WRITTEN INSTRUCTION:
Report the number of lines where the string "original" occurs, and write nothing else.

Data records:
_ _ _

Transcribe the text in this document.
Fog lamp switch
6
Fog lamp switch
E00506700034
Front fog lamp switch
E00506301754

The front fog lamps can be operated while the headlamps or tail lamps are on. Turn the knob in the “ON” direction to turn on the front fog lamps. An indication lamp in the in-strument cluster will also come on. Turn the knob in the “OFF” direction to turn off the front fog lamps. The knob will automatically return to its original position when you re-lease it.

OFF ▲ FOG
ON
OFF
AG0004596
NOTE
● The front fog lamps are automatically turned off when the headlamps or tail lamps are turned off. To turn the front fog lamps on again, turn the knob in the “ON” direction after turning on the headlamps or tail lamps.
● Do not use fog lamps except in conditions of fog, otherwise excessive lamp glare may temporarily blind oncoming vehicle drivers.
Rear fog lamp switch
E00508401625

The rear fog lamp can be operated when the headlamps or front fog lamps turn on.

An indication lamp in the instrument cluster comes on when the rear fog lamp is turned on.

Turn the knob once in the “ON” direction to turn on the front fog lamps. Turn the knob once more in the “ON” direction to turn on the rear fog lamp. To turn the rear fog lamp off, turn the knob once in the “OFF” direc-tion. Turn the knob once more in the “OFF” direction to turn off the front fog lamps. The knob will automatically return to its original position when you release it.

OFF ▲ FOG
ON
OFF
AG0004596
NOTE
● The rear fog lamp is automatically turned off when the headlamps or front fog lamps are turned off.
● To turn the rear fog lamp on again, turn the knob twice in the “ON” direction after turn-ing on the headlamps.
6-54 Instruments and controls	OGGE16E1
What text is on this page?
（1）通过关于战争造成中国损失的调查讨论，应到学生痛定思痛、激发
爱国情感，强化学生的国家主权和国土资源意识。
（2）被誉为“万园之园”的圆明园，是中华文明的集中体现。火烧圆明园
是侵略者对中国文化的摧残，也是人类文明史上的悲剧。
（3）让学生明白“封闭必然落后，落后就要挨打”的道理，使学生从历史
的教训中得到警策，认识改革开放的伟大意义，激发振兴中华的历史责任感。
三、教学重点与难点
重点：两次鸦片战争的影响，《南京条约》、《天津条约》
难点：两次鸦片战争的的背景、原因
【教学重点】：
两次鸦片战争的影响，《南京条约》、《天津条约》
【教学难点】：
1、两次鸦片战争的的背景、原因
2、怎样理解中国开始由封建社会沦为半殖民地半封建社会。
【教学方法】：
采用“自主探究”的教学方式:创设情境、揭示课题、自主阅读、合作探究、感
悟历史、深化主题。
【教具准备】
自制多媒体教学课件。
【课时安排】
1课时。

_ _ _

EXERCISE RESULT:
2